_AIM_
Repeat each entry in full, exactly.

_DATA SUPPLIED_
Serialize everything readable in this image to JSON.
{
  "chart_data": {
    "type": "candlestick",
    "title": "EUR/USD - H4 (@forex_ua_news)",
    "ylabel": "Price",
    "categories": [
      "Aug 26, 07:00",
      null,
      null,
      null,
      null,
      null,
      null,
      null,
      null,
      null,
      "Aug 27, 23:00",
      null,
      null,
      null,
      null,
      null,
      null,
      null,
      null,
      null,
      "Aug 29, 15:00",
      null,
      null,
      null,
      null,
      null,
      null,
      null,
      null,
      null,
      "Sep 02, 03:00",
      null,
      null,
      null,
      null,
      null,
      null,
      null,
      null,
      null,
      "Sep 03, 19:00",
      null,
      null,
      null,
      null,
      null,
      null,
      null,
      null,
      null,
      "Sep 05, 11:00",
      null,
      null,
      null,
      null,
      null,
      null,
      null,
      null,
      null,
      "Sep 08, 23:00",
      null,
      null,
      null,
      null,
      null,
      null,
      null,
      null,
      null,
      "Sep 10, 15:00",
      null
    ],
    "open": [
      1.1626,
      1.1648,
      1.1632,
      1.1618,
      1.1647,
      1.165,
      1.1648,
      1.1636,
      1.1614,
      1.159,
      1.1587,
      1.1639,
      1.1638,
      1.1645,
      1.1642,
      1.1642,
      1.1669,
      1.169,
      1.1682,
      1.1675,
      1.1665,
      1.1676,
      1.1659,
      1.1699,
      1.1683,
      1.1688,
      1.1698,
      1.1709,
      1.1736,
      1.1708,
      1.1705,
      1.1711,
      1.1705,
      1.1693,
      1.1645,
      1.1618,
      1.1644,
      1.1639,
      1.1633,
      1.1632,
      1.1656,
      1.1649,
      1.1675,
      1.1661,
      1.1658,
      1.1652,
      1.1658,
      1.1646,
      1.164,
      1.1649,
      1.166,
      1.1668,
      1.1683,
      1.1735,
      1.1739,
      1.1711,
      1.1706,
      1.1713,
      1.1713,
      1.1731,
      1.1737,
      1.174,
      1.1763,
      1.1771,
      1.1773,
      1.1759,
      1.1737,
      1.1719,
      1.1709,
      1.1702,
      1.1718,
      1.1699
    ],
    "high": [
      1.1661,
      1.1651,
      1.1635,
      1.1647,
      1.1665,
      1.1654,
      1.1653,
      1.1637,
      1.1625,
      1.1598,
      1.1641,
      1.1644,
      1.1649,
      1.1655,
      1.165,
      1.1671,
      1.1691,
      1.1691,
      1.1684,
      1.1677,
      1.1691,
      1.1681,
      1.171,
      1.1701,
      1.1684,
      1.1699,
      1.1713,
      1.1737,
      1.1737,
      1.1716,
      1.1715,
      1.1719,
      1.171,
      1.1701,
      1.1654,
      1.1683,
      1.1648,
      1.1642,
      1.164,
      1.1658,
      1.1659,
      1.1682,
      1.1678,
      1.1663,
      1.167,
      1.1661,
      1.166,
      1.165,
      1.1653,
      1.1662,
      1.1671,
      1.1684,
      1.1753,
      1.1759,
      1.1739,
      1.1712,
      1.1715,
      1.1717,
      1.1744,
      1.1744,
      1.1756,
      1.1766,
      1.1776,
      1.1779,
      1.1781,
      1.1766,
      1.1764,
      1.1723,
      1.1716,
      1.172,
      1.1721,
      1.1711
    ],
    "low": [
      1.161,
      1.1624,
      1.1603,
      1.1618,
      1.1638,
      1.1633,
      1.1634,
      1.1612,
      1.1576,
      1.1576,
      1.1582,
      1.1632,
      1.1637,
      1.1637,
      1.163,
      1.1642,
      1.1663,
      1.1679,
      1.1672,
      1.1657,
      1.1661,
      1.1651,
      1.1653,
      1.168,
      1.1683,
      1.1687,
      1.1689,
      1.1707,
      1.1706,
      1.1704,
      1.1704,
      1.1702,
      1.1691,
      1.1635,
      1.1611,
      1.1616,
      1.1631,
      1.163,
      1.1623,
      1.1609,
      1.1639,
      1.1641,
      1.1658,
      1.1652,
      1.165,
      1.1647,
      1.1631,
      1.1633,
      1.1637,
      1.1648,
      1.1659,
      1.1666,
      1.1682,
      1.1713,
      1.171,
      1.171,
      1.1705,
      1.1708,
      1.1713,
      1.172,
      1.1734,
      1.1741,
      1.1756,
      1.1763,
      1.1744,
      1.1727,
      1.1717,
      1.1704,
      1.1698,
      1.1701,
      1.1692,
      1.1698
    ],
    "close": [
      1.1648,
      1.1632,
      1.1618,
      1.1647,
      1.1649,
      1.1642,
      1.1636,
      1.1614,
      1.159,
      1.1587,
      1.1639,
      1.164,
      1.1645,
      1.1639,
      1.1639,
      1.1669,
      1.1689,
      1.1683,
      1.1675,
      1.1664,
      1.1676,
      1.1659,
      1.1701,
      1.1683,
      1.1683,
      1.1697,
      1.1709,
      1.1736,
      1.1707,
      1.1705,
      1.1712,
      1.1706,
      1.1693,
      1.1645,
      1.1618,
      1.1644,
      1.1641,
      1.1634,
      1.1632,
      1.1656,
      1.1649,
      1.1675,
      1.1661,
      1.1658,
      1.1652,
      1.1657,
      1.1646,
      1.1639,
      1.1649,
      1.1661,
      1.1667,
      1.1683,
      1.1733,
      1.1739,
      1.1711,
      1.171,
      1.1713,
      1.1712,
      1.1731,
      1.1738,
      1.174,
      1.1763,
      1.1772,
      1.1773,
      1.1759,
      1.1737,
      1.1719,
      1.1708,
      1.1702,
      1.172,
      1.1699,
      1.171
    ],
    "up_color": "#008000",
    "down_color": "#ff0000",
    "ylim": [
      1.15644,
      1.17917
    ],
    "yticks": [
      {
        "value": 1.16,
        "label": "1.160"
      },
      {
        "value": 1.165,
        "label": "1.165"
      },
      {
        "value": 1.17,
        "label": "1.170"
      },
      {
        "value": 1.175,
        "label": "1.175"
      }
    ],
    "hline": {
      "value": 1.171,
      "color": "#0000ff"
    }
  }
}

_SOLUTION_
Serialize everything readable in this image to JSON.
{
  "chart_data": {
    "type": "candlestick",
    "title": "EUR/USD - H4 (@forex_ua_news)",
    "ylabel": "Price",
    "categories": [
      "Aug 26, 07:00",
      null,
      null,
      null,
      null,
      null,
      null,
      null,
      null,
      null,
      "Aug 27, 23:00",
      null,
      null,
      null,
      null,
      null,
      null,
      null,
      null,
      null,
      "Aug 29, 15:00",
      null,
      null,
      null,
      null,
      null,
      null,
      null,
      null,
      null,
      "Sep 02, 03:00",
      null,
      null,
      null,
      null,
      null,
      null,
      null,
      null,
      null,
      "Sep 03, 19:00",
      null,
      null,
      null,
      null,
      null,
      null,
      null,
      null,
      null,
      "Sep 05, 11:00",
      null,
      null,
      null,
      null,
      null,
      null,
      null,
      null,
      null,
      "Sep 08, 23:00",
      null,
      null,
      null,
      null,
      null,
      null,
      null,
      null,
      null,
      "Sep 10, 15:00",
      null
    ],
    "open": [
      1.1626,
      1.1648,
      1.1632,
      1.1618,
      1.1647,
      1.165,
      1.1648,
      1.1636,
      1.1614,
      1.159,
      1.1587,
      1.1639,
      1.1638,
      1.1645,
      1.1642,
      1.1642,
      1.1669,
      1.169,
      1.1682,
      1.1675,
      1.1665,
      1.1676,
      1.1659,
      1.1699,
      1.1683,
      1.1688,
      1.1698,
      1.1709,
      1.1736,
      1.1708,
      1.1705,
      1.1711,
      1.1705,
      1.1693,
      1.1645,
      1.1618,
      1.1644,
      1.1639,
      1.1633,
      1.1632,
      1.1656,
      1.1649,
      1.1675,
      1.1661,
      1.1658,
      1.1652,
      1.1658,
      1.1646,
      1.164,
      1.1649,
      1.166,
      1.1668,
      1.1683,
      1.1735,
      1.1739,
      1.1711,
      1.1706,
      1.1713,
      1.1713,
      1.1731,
      1.1737,
      1.174,
      1.1763,
      1.1771,
      1.1773,
      1.1759,
      1.1737,
      1.1719,
      1.1709,
      1.1702,
      1.1718,
      1.1699
    ],
    "high": [
      1.1661,
      1.1651,
      1.1635,
      1.1647,
      1.1665,
      1.1654,
      1.1653,
      1.1637,
      1.1625,
      1.1598,
      1.1641,
      1.1644,
      1.1649,
      1.1655,
      1.165,
      1.1671,
      1.1691,
      1.1691,
      1.1684,
      1.1677,
      1.1691,
      1.1681,
      1.171,
      1.1701,
      1.1684,
      1.1699,
      1.1713,
      1.1737,
      1.1737,
      1.1716,
      1.1715,
      1.1719,
      1.171,
      1.1701,
      1.1654,
      1.1683,
      1.1648,
      1.1642,
      1.164,
      1.1658,
      1.1659,
      1.1682,
      1.1678,
      1.1663,
      1.167,
      1.1661,
      1.166,
      1.165,
      1.1653,
      1.1662,
      1.1671,
      1.1684,
      1.1753,
      1.1759,
      1.1739,
      1.1712,
      1.1715,
      1.1717,
      1.1744,
      1.1744,
      1.1756,
      1.1766,
      1.1776,
      1.1779,
      1.1781,
      1.1766,
      1.1764,
      1.1723,
      1.1716,
      1.172,
      1.1721,
      1.1711
    ],
    "low": [
      1.161,
      1.1624,
      1.1603,
      1.1618,
      1.1638,
      1.1633,
      1.1634,
      1.1612,
      1.1576,
      1.1576,
      1.1582,
      1.1632,
      1.1637,
      1.1637,
      1.163,
      1.1642,
      1.1663,
      1.1679,
      1.1672,
      1.1657,
      1.1661,
      1.1651,
      1.1653,
      1.168,
      1.1683,
      1.1687,
      1.1689,
      1.1707,
      1.1706,
      1.1704,
      1.1704,
      1.1702,
      1.1691,
      1.1635,
      1.1611,
      1.1616,
      1.1631,
      1.163,
      1.1623,
      1.1609,
      1.1639,
      1.1641,
      1.1658,
      1.1652,
      1.165,
      1.1647,
      1.1631,
      1.1633,
      1.1637,
      1.1648,
      1.1659,
      1.1666,
      1.1682,
      1.1713,
      1.171,
      1.171,
      1.1705,
      1.1708,
      1.1713,
      1.172,
      1.1734,
      1.1741,
      1.1756,
      1.1763,
      1.1744,
      1.1727,
      1.1717,
      1.1704,
      1.1698,
      1.1701,
      1.1692,
      1.1698
    ],
    "close": [
      1.1648,
      1.1632,
      1.1618,
      1.1647,
      1.1649,
      1.1642,
      1.1636,
      1.1614,
      1.159,
      1.1587,
      1.1639,
      1.164,
      1.1645,
      1.1639,
      1.1639,
      1.1669,
      1.1689,
      1.1683,
      1.1675,
      1.1664,
      1.1676,
      1.1659,
      1.1701,
      1.1683,
      1.1683,
      1.1697,
      1.1709,
      1.1736,
      1.1707,
      1.1705,
      1.1712,
      1.1706,
      1.1693,
      1.1645,
      1.1618,
      1.1644,
      1.1641,
      1.1634,
      1.1632,
      1.1656,
      1.1649,
      1.1675,
      1.1661,
      1.1658,
      1.1652,
      1.1657,
      1.1646,
      1.1639,
      1.1649,
      1.1661,
      1.1667,
      1.1683,
      1.1733,
      1.1739,
      1.1711,
      1.171,
      1.1713,
      1.1712,
      1.1731,
      1.1738,
      1.174,
      1.1763,
      1.1772,
      1.1773,
      1.1759,
      1.1737,
      1.1719,
      1.1708,
      1.1702,
      1.172,
      1.1699,
      1.171
    ],
    "up_color": "#008000",
    "down_color": "#ff0000",
    "ylim": [
      1.15644,
      1.17917
    ],
    "yticks": [
      {
        "value": 1.16,
        "label": "1.160"
      },
      {
        "value": 1.165,
        "label": "1.165"
      },
      {
        "value": 1.17,
        "label": "1.170"
      },
      {
        "value": 1.175,
        "label": "1.175"
      }
    ],
    "hline": {
      "value": 1.171,
      "color": "#0000ff"
    }
  }
}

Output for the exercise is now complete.